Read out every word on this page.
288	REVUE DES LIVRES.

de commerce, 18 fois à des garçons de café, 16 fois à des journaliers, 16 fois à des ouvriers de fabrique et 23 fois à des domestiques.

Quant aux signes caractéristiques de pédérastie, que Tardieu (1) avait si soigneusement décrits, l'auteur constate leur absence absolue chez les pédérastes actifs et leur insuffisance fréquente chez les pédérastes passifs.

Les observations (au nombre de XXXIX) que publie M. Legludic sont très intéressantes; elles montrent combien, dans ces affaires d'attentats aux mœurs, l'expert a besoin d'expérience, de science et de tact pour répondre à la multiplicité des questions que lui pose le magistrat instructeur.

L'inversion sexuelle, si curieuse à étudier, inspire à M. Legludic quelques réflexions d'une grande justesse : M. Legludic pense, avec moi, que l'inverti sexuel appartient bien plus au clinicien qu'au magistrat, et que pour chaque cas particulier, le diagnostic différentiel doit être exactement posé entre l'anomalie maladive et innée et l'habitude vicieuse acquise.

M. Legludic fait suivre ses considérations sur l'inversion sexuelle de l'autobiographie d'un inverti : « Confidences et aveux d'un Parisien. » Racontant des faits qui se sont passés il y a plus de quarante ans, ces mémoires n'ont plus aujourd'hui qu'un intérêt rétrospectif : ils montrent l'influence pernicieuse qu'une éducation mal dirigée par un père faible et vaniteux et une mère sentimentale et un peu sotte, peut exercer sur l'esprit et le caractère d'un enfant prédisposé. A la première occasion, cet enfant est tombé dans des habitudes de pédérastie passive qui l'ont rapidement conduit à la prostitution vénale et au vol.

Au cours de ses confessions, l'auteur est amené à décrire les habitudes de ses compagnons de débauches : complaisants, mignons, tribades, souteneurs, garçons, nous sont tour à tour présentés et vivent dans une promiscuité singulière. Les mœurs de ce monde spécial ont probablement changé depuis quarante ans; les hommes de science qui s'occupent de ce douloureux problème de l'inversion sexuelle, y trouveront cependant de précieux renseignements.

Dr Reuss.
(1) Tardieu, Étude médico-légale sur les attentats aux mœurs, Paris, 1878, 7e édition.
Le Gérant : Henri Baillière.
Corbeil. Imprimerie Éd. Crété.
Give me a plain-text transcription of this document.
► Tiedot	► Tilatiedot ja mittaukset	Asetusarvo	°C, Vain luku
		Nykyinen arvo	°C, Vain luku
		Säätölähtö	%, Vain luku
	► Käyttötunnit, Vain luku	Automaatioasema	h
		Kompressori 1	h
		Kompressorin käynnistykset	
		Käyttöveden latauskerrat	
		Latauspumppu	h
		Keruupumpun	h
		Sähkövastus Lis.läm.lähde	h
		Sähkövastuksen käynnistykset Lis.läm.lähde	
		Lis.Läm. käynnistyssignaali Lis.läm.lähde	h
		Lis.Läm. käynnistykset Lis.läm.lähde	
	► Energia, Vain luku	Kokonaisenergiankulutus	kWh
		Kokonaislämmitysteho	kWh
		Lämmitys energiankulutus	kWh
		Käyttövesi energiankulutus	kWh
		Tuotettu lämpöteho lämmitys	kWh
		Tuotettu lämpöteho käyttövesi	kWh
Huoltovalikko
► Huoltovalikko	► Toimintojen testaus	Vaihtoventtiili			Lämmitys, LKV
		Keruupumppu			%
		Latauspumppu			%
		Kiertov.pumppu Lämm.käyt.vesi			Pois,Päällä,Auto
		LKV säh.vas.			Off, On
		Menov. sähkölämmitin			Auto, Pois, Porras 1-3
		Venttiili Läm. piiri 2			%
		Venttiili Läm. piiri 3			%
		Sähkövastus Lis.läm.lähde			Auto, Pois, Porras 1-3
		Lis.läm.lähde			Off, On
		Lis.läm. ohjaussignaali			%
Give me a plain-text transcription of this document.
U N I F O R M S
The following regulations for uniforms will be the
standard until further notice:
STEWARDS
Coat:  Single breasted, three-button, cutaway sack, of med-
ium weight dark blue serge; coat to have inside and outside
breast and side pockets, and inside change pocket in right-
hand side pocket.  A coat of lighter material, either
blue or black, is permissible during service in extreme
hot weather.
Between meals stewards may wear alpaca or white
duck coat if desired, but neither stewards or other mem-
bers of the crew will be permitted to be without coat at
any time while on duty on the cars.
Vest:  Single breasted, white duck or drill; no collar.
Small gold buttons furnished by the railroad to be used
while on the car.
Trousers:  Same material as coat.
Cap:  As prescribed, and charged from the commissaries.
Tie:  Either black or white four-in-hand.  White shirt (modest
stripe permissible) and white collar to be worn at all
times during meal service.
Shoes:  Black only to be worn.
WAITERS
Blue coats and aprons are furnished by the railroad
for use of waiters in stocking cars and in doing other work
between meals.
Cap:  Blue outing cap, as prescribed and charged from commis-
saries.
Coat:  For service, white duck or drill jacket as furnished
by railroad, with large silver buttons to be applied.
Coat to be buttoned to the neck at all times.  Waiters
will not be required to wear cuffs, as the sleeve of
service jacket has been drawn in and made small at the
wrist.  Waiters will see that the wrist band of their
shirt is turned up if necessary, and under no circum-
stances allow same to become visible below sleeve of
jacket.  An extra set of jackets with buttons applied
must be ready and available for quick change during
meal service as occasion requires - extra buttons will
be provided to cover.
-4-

● ● ● ● ● ● ●

Go through the entries and repeat each one exactly.

• Exercise solution:
Read out every word on this page.
288	REVUE DES LIVRES.

de commerce, 18 fois à des garçons de café, 16 fois à des journaliers, 16 fois à des ouvriers de fabrique et 23 fois à des domestiques.

Quant aux signes caractéristiques de pédérastie, que Tardieu (1) avait si soigneusement décrits, l'auteur constate leur absence absolue chez les pédérastes actifs et leur insuffisance fréquente chez les pédérastes passifs.

Les observations (au nombre de XXXIX) que publie M. Legludic sont très intéressantes; elles montrent combien, dans ces affaires d'attentats aux mœurs, l'expert a besoin d'expérience, de science et de tact pour répondre à la multiplicité des questions que lui pose le magistrat instructeur.

L'inversion sexuelle, si curieuse à étudier, inspire à M. Legludic quelques réflexions d'une grande justesse : M. Legludic pense, avec moi, que l'inverti sexuel appartient bien plus au clinicien qu'au magistrat, et que pour chaque cas particulier, le diagnostic différentiel doit être exactement posé entre l'anomalie maladive et innée et l'habitude vicieuse acquise.

M. Legludic fait suivre ses considérations sur l'inversion sexuelle de l'autobiographie d'un inverti : « Confidences et aveux d'un Parisien. » Racontant des faits qui se sont passés il y a plus de quarante ans, ces mémoires n'ont plus aujourd'hui qu'un intérêt rétrospectif : ils montrent l'influence pernicieuse qu'une éducation mal dirigée par un père faible et vaniteux et une mère sentimentale et un peu sotte, peut exercer sur l'esprit et le caractère d'un enfant prédisposé. A la première occasion, cet enfant est tombé dans des habitudes de pédérastie passive qui l'ont rapidement conduit à la prostitution vénale et au vol.

Au cours de ses confessions, l'auteur est amené à décrire les habitudes de ses compagnons de débauches : complaisants, mignons, tribades, souteneurs, garçons, nous sont tour à tour présentés et vivent dans une promiscuité singulière. Les mœurs de ce monde spécial ont probablement changé depuis quarante ans; les hommes de science qui s'occupent de ce douloureux problème de l'inversion sexuelle, y trouveront cependant de précieux renseignements.

Dr Reuss.
(1) Tardieu, Étude médico-légale sur les attentats aux mœurs, Paris, 1878, 7e édition.
Le Gérant : Henri Baillière.
Corbeil. Imprimerie Éd. Crété.
Give me a plain-text transcription of this document.
► Tiedot	► Tilatiedot ja mittaukset	Asetusarvo	°C, Vain luku
		Nykyinen arvo	°C, Vain luku
		Säätölähtö	%, Vain luku
	► Käyttötunnit, Vain luku	Automaatioasema	h
		Kompressori 1	h
		Kompressorin käynnistykset	
		Käyttöveden latauskerrat	
		Latauspumppu	h
		Keruupumpun	h
		Sähkövastus Lis.läm.lähde	h
		Sähkövastuksen käynnistykset Lis.läm.lähde	
		Lis.Läm. käynnistyssignaali Lis.läm.lähde	h
		Lis.Läm. käynnistykset Lis.läm.lähde	
	► Energia, Vain luku	Kokonaisenergiankulutus	kWh
		Kokonaislämmitysteho	kWh
		Lämmitys energiankulutus	kWh
		Käyttövesi energiankulutus	kWh
		Tuotettu lämpöteho lämmitys	kWh
		Tuotettu lämpöteho käyttövesi	kWh
Huoltovalikko
► Huoltovalikko	► Toimintojen testaus	Vaihtoventtiili			Lämmitys, LKV
		Keruupumppu			%
		Latauspumppu			%
		Kiertov.pumppu Lämm.käyt.vesi			Pois,Päällä,Auto
		LKV säh.vas.			Off, On
		Menov. sähkölämmitin			Auto, Pois, Porras 1-3
		Venttiili Läm. piiri 2			%
		Venttiili Läm. piiri 3			%
		Sähkövastus Lis.läm.lähde			Auto, Pois, Porras 1-3
		Lis.läm.lähde			Off, On
		Lis.läm. ohjaussignaali			%
Give me a plain-text transcription of this document.
U N I F O R M S
The following regulations for uniforms will be the
standard until further notice:
STEWARDS
Coat:  Single breasted, three-button, cutaway sack, of med-
ium weight dark blue serge; coat to have inside and outside
breast and side pockets, and inside change pocket in right-
hand side pocket.  A coat of lighter material, either
blue or black, is permissible during service in extreme
hot weather.
Between meals stewards may wear alpaca or white
duck coat if desired, but neither stewards or other mem-
bers of the crew will be permitted to be without coat at
any time while on duty on the cars.
Vest:  Single breasted, white duck or drill; no collar.
Small gold buttons furnished by the railroad to be used
while on the car.
Trousers:  Same material as coat.
Cap:  As prescribed, and charged from the commissaries.
Tie:  Either black or white four-in-hand.  White shirt (modest
stripe permissible) and white collar to be worn at all
times during meal service.
Shoes:  Black only to be worn.
WAITERS
Blue coats and aprons are furnished by the railroad
for use of waiters in stocking cars and in doing other work
between meals.
Cap:  Blue outing cap, as prescribed and charged from commis-
saries.
Coat:  For service, white duck or drill jacket as furnished
by railroad, with large silver buttons to be applied.
Coat to be buttoned to the neck at all times.  Waiters
will not be required to wear cuffs, as the sleeve of
service jacket has been drawn in and made small at the
wrist.  Waiters will see that the wrist band of their
shirt is turned up if necessary, and under no circum-
stances allow same to become visible below sleeve of
jacket.  An extra set of jackets with buttons applied
must be ready and available for quick change during
meal service as occasion requires - extra buttons will
be provided to cover.
-4-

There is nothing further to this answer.